Records for this exercise

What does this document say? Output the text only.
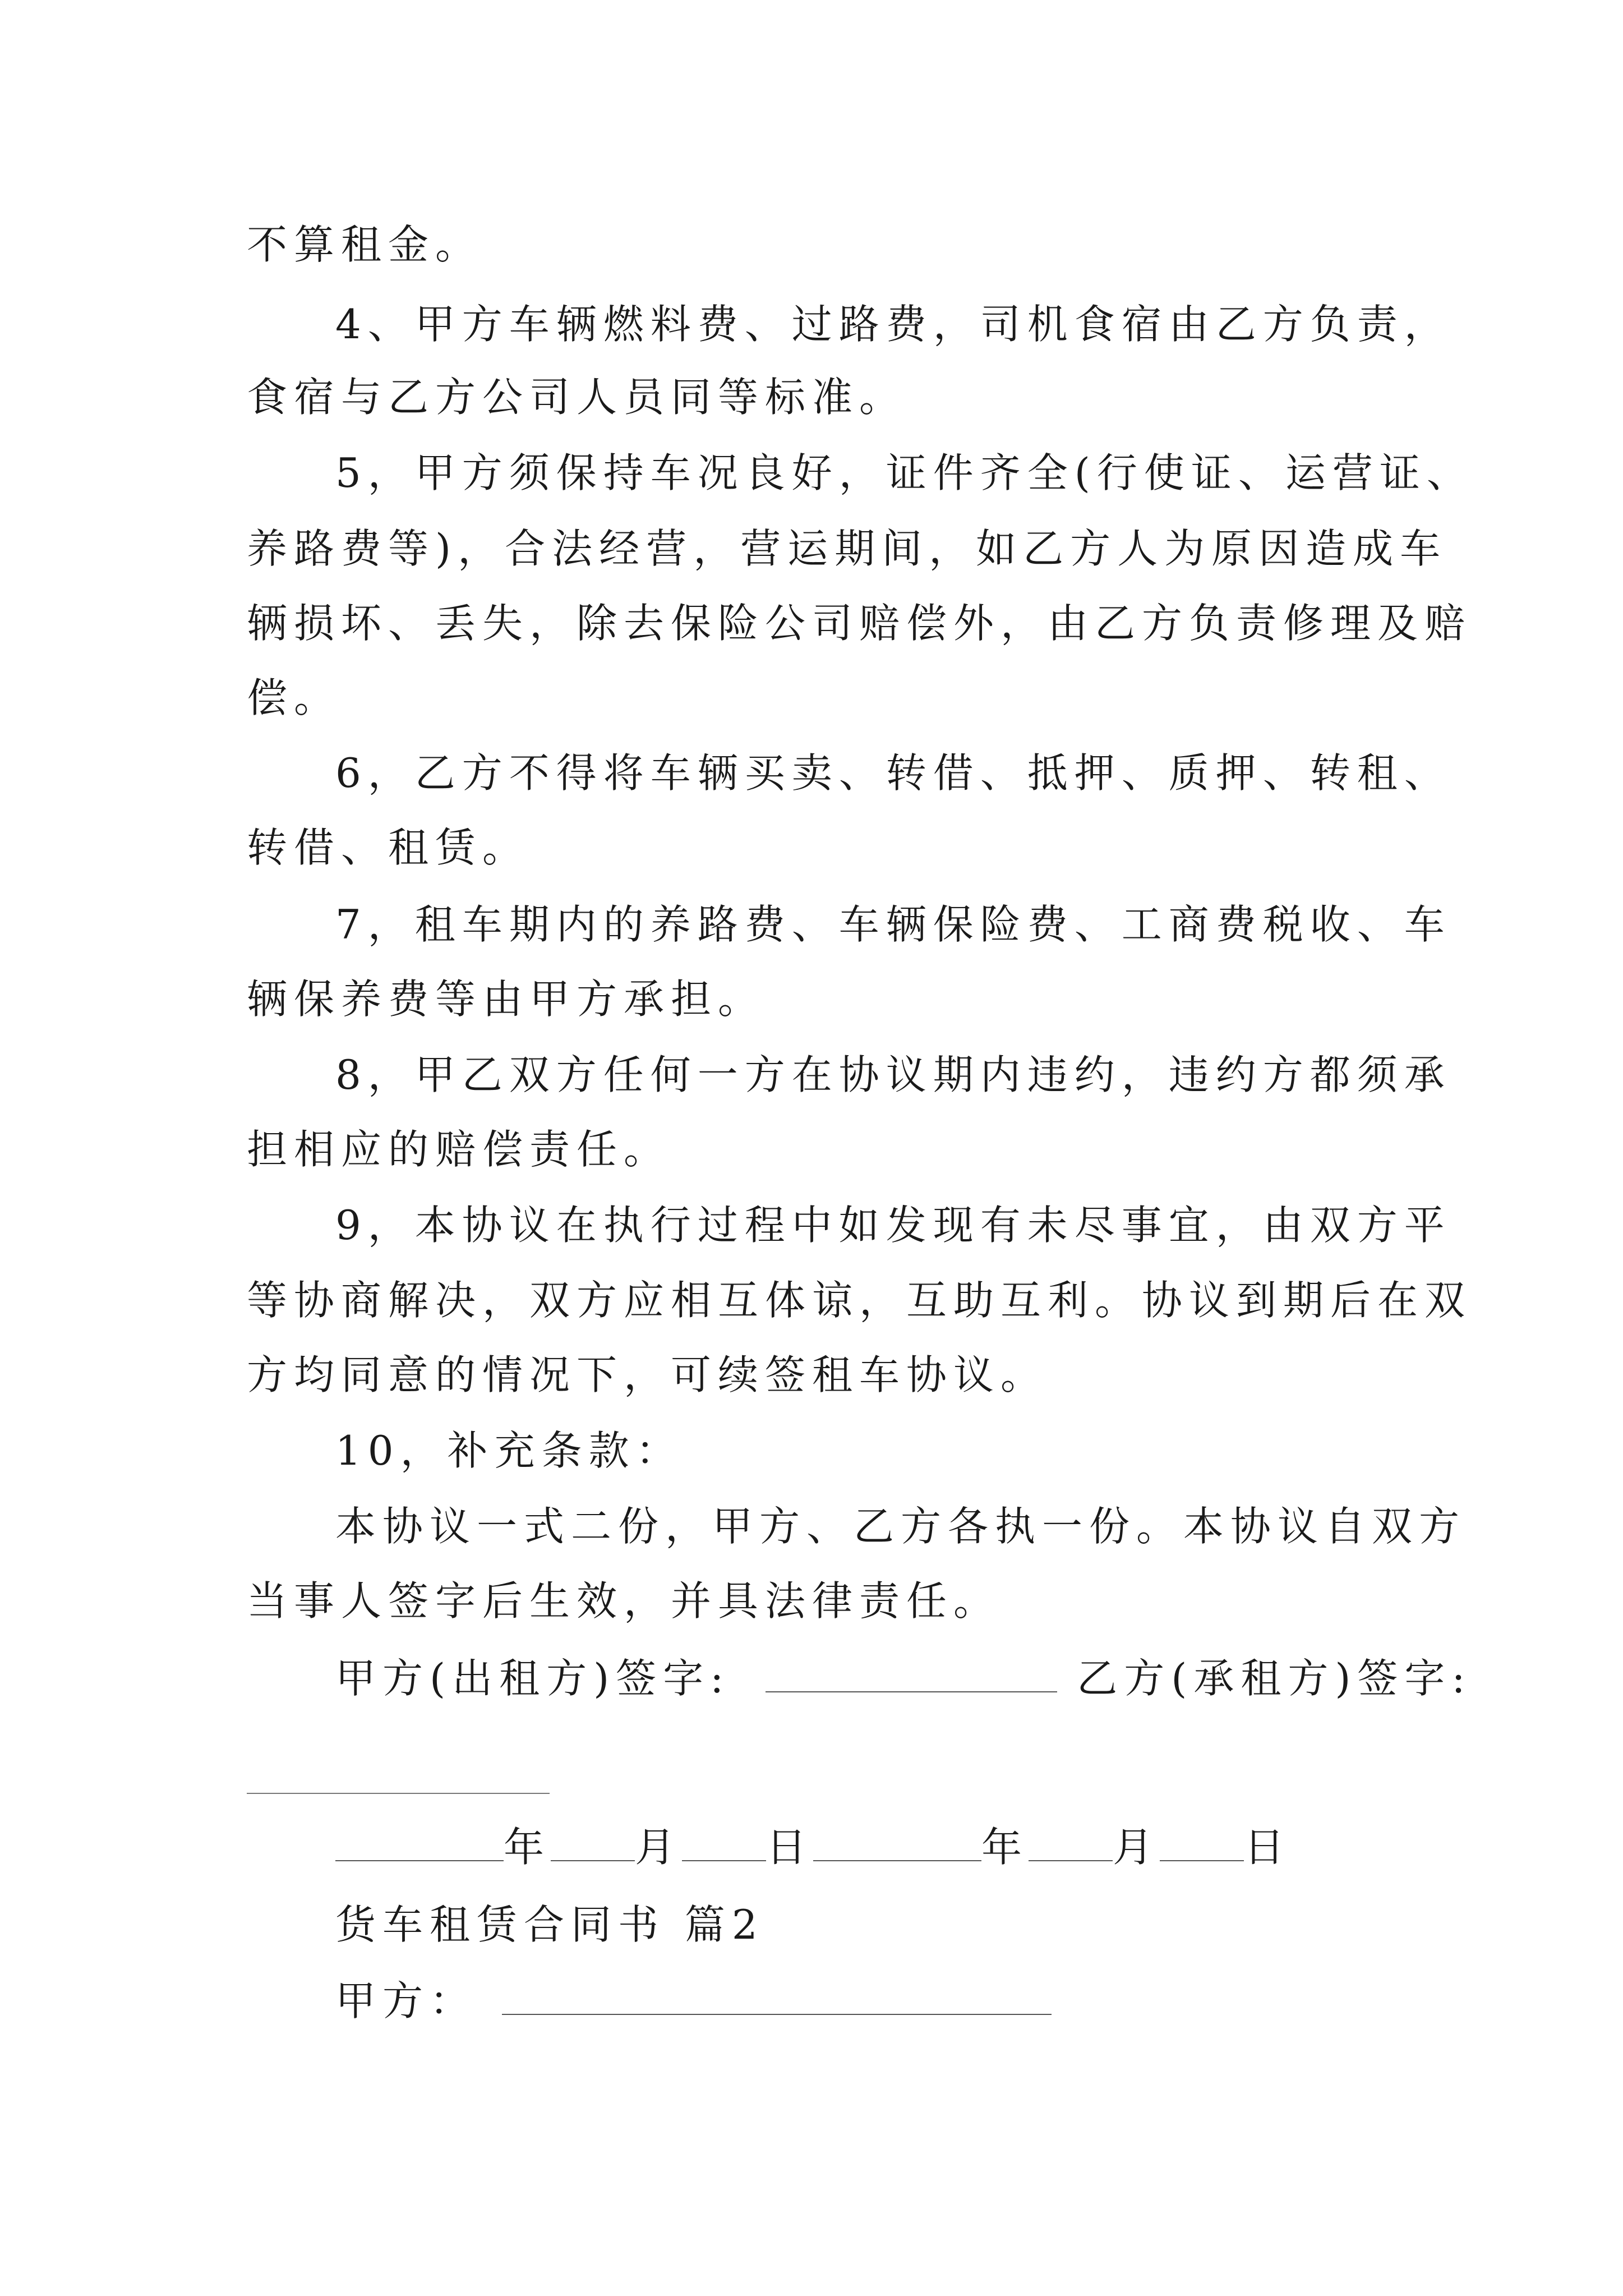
不算租金。
4、甲方车辆燃料费、过路费，司机食宿由乙方负责，
食宿与乙方公司人员同等标准。
5，甲方须保持车况良好，证件齐全(行使证、运营证、
养路费等)，合法经营，营运期间，如乙方人为原因造成车
辆损坏、丢失，除去保险公司赔偿外，由乙方负责修理及赔
偿。
6，乙方不得将车辆买卖、转借、抵押、质押、转租、
转借、租赁。
7，租车期内的养路费、车辆保险费、工商费税收、车
辆保养费等由甲方承担。
8，甲乙双方任何一方在协议期内违约，违约方都须承
担相应的赔偿责任。
9，本协议在执行过程中如发现有未尽事宜，由双方平
等协商解决，双方应相互体谅，互助互利。协议到期后在双
方均同意的情况下，可续签租车协议。
10，补充条款：
本协议一式二份，甲方、乙方各执一份。本协议自双方
当事人签字后生效，并具法律责任。
甲方(出租方)签字:	乙方(承租方)签字:
年 月 日	年 月 日
货车租赁合同书 篇2
甲方：
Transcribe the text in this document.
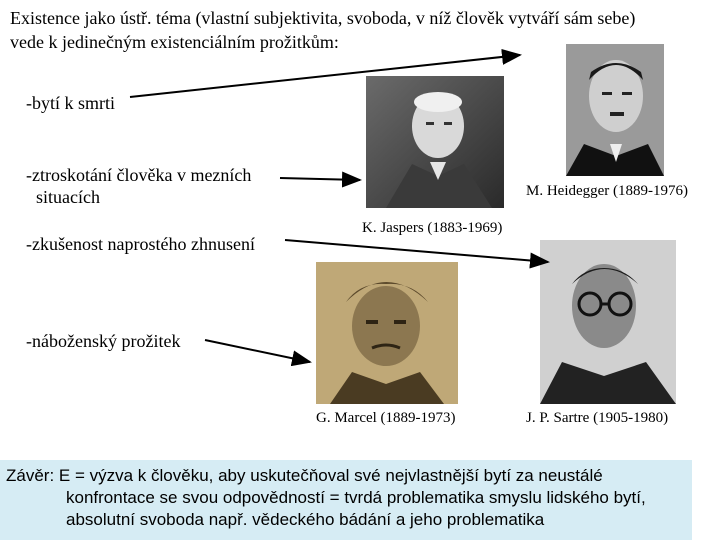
Existence jako ústř. téma (vlastní subjektivita, svoboda, v níž člověk vytváří sám sebe)
vede k jedinečným existenciálním prožitkům:
-bytí k smrti
-ztroskotání člověka v mezních
situacích
-zkušenost naprostého zhnusení
-náboženský prožitek
M. Heidegger (1889-1976)
K. Jaspers (1883-1969)
G. Marcel (1889-1973)	J. P. Sartre (1905-1980)
Závěr: E = výzva k člověku, aby uskutečňoval své nejvlastnější bytí za neustálé
konfrontace se svou odpovědností = tvrdá problematika smyslu lidského bytí,
absolutní svoboda např. vědeckého bádání a jeho problematika
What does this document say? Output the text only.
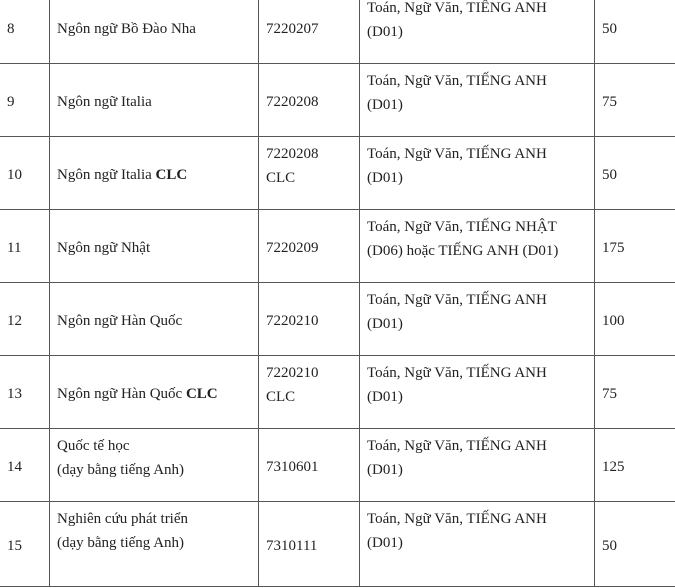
8	Ngôn ngữ Bồ Đào Nha	7220207	Toán, Ngữ Văn, TIẾNG ANH
(D01)	50

9	Ngôn ngữ Italia	7220208	Toán, Ngữ Văn, TIẾNG ANH
(D01)	75

10	Ngôn ngữ Italia CLC	7220208
CLC	Toán, Ngữ Văn, TIẾNG ANH
(D01)	50

11	Ngôn ngữ Nhật	7220209	Toán, Ngữ Văn, TIẾNG NHẬT
(D06) hoặc TIẾNG ANH (D01)	175

12	Ngôn ngữ Hàn Quốc	7220210	Toán, Ngữ Văn, TIẾNG ANH
(D01)	100

13	Ngôn ngữ Hàn Quốc CLC	7220210
CLC	Toán, Ngữ Văn, TIẾNG ANH
(D01)	75

14	Quốc tế học
(dạy bằng tiếng Anh)	7310601	Toán, Ngữ Văn, TIẾNG ANH
(D01)	125

15	Nghiên cứu phát triển
(dạy bằng tiếng Anh)	7310111	Toán, Ngữ Văn, TIẾNG ANH
(D01)	50
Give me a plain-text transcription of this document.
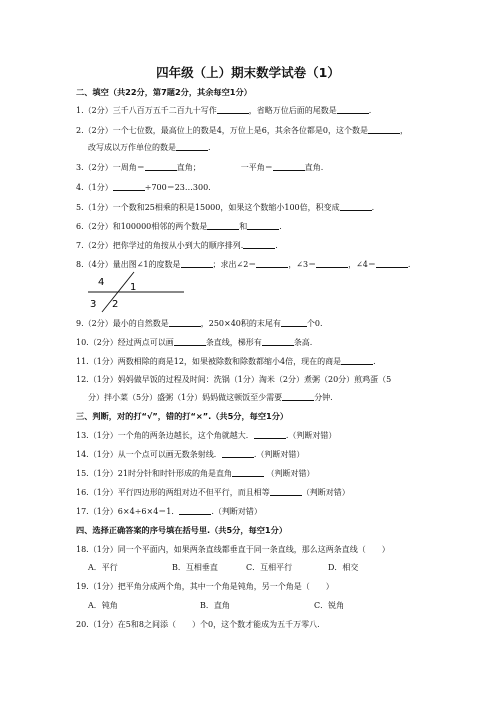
四年级（上）期末数学试卷（1）
二、填空（共22分，第7题2分，其余每空1分）
1.（2分）三千八百万五千二百九十写作	，省略万位后面的尾数是	.
2.（2分）一个七位数，最高位上的数是4，万位上是6，其余各位都是0，这个数是	，
改写成以万作单位的数是	.
3.（2分）一周角＝	直角；	一平角＝	直角.
4.（1分）	÷700＝23…300.
5.（1分）一个数和25相乘的积是15000，如果这个数缩小100倍，积变成	.
6.（2分）和100000相邻的两个数是	和	.
7.（2分）把你学过的角按从小到大的顺序排列.	.
8.（4分）量出图∠1的度数是	；求出∠2＝	，∠3＝	，∠4＝	.
4	1
3 2
9.（2分）最小的自然数是	，250×40积的末尾有	个0.
10.（2分）经过两点可以画	条直线，梯形有	条高.
11.（1分）两数相除的商是12，如果被除数和除数都缩小4倍，现在的商是	.
12.（1分）妈妈做早饭的过程及时间：洗锅（1分）淘米（2分）煮粥（20分）煎鸡蛋（5
分）拌小菜（5分）盛粥（1分）妈妈做这顿饭至少需要	分钟.
三、判断，对的打“√”，错的打“×”.（共5分，每空1分）
13.（1分）一个角的两条边越长，这个角就越大．	.（判断对错）
14.（1分）从一个点可以画无数条射线．	.（判断对错）
15.（1分）21时分针和时针形成的角是直角	（判断对错）
16.（1分）平行四边形的两组对边不但平行，而且相等	（判断对错）
17.（1分）6×4÷6×4＝1．	.（判断对错）
四、选择正确答案的序号填在括号里.（共5分，每空1分）
18.（1分）同一个平面内，如果两条直线都垂直于同一条直线，那么这两条直线（　　）
A．平行	B．互相垂直	C．互相平行	D．相交
19.（1分）把平角分成两个角，其中一个角是钝角，另一个角是（　　）
A．钝角	B．直角	C．锐角
20.（1分）在5和8之间添（　　）个0，这个数才能成为五千万零八.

Your objective
Only the number is wanted: how many lines in the data include the word "problematika"?

Written solution
2